START SOURCE INFORMATION
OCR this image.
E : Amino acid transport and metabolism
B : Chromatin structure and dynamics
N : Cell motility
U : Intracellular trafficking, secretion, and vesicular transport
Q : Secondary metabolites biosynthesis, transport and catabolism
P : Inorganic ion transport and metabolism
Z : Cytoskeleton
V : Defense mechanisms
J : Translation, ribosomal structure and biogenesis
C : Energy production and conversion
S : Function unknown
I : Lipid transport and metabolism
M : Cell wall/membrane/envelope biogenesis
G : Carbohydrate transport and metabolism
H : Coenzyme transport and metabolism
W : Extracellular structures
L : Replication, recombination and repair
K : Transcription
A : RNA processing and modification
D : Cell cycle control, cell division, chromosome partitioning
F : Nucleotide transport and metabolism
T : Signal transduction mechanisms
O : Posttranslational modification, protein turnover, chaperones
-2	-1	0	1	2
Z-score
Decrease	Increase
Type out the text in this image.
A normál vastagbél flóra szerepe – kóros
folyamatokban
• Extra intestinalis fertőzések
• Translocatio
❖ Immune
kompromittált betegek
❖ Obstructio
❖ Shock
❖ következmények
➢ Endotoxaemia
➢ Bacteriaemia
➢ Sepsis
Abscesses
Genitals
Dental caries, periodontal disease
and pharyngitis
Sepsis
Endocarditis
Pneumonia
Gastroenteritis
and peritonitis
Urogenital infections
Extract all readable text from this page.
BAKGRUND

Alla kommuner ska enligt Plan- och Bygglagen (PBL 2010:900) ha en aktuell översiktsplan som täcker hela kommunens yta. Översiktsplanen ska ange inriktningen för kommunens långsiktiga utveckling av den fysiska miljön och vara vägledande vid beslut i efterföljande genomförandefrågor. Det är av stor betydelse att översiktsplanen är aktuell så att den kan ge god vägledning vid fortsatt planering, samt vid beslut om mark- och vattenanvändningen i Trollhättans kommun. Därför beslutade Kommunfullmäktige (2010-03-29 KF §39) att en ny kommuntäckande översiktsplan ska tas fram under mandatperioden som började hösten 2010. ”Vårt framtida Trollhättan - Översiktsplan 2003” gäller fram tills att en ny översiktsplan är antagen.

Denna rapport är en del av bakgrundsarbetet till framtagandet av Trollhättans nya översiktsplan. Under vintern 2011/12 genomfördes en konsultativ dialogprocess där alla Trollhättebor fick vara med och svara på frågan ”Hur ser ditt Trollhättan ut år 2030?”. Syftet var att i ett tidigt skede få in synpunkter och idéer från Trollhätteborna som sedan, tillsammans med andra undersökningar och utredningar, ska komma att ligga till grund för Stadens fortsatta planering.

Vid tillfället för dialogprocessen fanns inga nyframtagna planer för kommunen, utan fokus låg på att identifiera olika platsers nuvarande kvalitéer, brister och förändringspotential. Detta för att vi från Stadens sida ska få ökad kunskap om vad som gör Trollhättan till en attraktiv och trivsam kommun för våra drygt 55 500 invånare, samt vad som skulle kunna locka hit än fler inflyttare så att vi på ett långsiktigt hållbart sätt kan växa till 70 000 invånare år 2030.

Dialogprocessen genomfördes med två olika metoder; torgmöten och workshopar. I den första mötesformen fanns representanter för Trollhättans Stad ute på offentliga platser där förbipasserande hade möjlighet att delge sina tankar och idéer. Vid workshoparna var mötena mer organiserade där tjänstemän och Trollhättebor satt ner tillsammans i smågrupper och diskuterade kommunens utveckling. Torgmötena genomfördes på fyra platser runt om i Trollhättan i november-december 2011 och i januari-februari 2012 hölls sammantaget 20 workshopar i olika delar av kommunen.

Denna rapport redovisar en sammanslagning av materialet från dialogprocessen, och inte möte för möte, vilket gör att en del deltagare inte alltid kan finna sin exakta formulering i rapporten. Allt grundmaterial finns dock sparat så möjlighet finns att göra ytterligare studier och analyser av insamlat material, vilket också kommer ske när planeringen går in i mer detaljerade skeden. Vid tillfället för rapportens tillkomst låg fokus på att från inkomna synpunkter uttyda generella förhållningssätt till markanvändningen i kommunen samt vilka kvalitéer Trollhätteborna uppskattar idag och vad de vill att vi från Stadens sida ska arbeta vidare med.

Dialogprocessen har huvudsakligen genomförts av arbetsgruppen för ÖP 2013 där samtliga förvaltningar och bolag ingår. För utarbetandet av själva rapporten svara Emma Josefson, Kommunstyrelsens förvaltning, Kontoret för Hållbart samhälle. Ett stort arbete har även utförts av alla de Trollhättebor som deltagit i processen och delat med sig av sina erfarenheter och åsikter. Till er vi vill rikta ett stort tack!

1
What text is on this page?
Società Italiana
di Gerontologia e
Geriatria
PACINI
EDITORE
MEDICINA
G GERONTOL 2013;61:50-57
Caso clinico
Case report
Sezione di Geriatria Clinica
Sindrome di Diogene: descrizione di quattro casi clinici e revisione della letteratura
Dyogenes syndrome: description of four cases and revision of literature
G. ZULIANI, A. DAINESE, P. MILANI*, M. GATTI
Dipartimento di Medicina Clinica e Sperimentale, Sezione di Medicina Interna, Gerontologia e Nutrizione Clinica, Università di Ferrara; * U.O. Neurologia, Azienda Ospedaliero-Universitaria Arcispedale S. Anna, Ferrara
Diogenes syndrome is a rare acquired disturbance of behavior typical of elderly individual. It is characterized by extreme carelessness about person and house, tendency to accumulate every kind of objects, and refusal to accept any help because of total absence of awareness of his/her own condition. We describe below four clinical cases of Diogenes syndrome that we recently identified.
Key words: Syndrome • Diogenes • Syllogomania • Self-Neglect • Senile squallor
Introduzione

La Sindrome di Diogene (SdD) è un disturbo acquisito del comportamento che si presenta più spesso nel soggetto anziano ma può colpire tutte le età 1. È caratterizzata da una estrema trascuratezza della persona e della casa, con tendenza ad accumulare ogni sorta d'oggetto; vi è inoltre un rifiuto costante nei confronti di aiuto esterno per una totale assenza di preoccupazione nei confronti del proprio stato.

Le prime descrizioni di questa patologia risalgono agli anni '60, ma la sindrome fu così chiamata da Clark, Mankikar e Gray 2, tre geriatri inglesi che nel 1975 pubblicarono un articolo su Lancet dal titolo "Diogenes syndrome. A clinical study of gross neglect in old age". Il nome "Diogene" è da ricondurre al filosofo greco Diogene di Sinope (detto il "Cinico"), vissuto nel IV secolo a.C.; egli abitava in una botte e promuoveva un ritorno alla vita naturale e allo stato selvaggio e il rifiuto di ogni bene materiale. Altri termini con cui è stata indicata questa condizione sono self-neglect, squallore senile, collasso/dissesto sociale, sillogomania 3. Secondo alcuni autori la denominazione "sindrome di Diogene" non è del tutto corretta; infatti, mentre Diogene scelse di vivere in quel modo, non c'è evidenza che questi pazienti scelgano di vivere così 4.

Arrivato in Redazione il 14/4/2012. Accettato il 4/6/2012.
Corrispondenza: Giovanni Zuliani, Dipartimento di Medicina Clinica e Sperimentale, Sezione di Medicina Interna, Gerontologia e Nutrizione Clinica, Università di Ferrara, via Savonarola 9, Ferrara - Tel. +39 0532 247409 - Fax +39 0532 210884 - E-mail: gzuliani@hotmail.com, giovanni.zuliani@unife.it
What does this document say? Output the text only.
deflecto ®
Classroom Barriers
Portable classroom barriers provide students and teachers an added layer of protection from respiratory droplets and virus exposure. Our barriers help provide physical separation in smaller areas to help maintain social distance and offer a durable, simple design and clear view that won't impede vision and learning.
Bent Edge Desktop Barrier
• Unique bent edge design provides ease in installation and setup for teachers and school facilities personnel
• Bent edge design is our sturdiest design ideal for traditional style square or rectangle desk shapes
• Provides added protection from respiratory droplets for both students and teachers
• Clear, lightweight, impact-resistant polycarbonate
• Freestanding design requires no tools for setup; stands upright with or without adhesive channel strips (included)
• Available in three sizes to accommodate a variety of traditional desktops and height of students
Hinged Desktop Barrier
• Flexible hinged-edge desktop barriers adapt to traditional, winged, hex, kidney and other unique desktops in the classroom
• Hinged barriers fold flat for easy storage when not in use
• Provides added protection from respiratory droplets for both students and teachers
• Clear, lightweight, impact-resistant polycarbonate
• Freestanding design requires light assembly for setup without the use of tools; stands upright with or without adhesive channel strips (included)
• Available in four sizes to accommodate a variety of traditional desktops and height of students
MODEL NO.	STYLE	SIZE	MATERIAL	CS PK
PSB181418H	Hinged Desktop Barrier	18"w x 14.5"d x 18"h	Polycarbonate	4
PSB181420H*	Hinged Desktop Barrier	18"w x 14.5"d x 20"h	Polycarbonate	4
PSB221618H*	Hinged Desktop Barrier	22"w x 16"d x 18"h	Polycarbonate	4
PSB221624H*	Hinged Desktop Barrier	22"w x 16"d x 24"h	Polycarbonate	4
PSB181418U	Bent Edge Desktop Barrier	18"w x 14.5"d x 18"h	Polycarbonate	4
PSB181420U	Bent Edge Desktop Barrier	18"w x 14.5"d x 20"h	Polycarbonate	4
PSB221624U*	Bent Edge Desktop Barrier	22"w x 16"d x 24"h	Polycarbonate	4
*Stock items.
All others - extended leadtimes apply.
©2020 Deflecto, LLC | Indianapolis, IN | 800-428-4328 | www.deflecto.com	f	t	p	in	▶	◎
END SOURCE INFORMATION
> **TASK INSTRUCTIONS**
Among the lines of the listing above, which ones contain the word "Freestanding"? Show them.

> **SOLUTION FOR THIS EXERCISE**
• Freestanding design requires no tools for setup; stands upright with or without adhesive channel strips (included)
• Freestanding design requires light assembly for setup without the use of tools; stands upright with or without adhesive channel strips (included)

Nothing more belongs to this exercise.